- [Figure contents as structured data]:
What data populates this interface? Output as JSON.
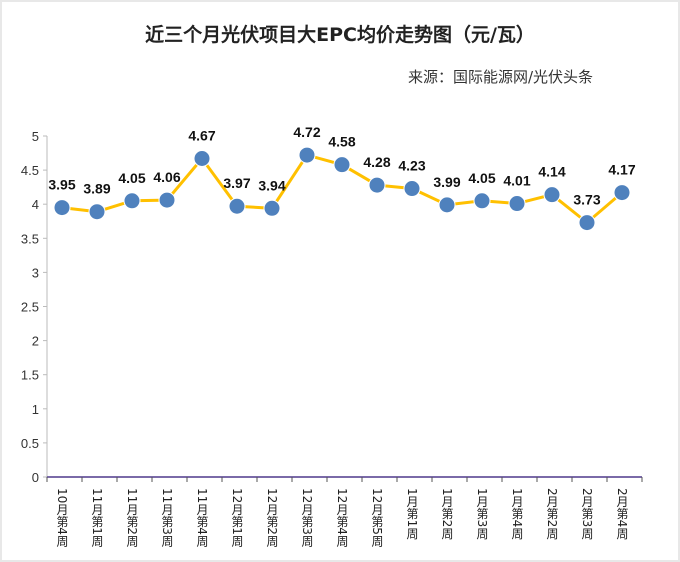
{
  "chart_data": {
    "type": "line",
    "title": "近三个月光伏项目大EPC均价走势图（元/瓦）",
    "subtitle": "来源：国际能源网/光伏头条",
    "categories": [
      "10月第4周",
      "11月第1周",
      "11月第2周",
      "11月第3周",
      "11月第4周",
      "12月第1周",
      "12月第2周",
      "12月第3周",
      "12月第4周",
      "12月第5周",
      "1月第1周",
      "1月第2周",
      "1月第3周",
      "1月第4周",
      "2月第2周",
      "2月第3周",
      "2月第4周"
    ],
    "values": [
      3.95,
      3.89,
      4.05,
      4.06,
      4.67,
      3.97,
      3.94,
      4.72,
      4.58,
      4.28,
      4.23,
      3.99,
      4.05,
      4.01,
      4.14,
      3.73,
      4.17
    ],
    "labels": [
      "3.95",
      "3.89",
      "4.05",
      "4.06",
      "4.67",
      "3.97",
      "3.94",
      "4.72",
      "4.58",
      "4.28",
      "4.23",
      "3.99",
      "4.05",
      "4.01",
      "4.14",
      "3.73",
      "4.17"
    ],
    "yticks": [
      "0",
      "0.5",
      "1",
      "1.5",
      "2",
      "2.5",
      "3",
      "3.5",
      "4",
      "4.5",
      "5"
    ],
    "ylim": [
      0,
      5
    ],
    "xlabel": "",
    "ylabel": "",
    "grid": false,
    "colors": {
      "line": "#ffc000",
      "marker": "#4f81bd",
      "axis": "#7a6aa8"
    }
  }
}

- [Work to complete]: In your copy, leave out the pictures and reproduce the material above exactly.

- [Answer to the problem]:
What data populates this interface? Output as JSON.
{
  "chart_data": {
    "type": "line",
    "title": "近三个月光伏项目大EPC均价走势图（元/瓦）",
    "subtitle": "来源：国际能源网/光伏头条",
    "categories": [
      "10月第4周",
      "11月第1周",
      "11月第2周",
      "11月第3周",
      "11月第4周",
      "12月第1周",
      "12月第2周",
      "12月第3周",
      "12月第4周",
      "12月第5周",
      "1月第1周",
      "1月第2周",
      "1月第3周",
      "1月第4周",
      "2月第2周",
      "2月第3周",
      "2月第4周"
    ],
    "values": [
      3.95,
      3.89,
      4.05,
      4.06,
      4.67,
      3.97,
      3.94,
      4.72,
      4.58,
      4.28,
      4.23,
      3.99,
      4.05,
      4.01,
      4.14,
      3.73,
      4.17
    ],
    "labels": [
      "3.95",
      "3.89",
      "4.05",
      "4.06",
      "4.67",
      "3.97",
      "3.94",
      "4.72",
      "4.58",
      "4.28",
      "4.23",
      "3.99",
      "4.05",
      "4.01",
      "4.14",
      "3.73",
      "4.17"
    ],
    "yticks": [
      "0",
      "0.5",
      "1",
      "1.5",
      "2",
      "2.5",
      "3",
      "3.5",
      "4",
      "4.5",
      "5"
    ],
    "ylim": [
      0,
      5
    ],
    "xlabel": "",
    "ylabel": "",
    "grid": false,
    "colors": {
      "line": "#ffc000",
      "marker": "#4f81bd",
      "axis": "#7a6aa8"
    }
  }
}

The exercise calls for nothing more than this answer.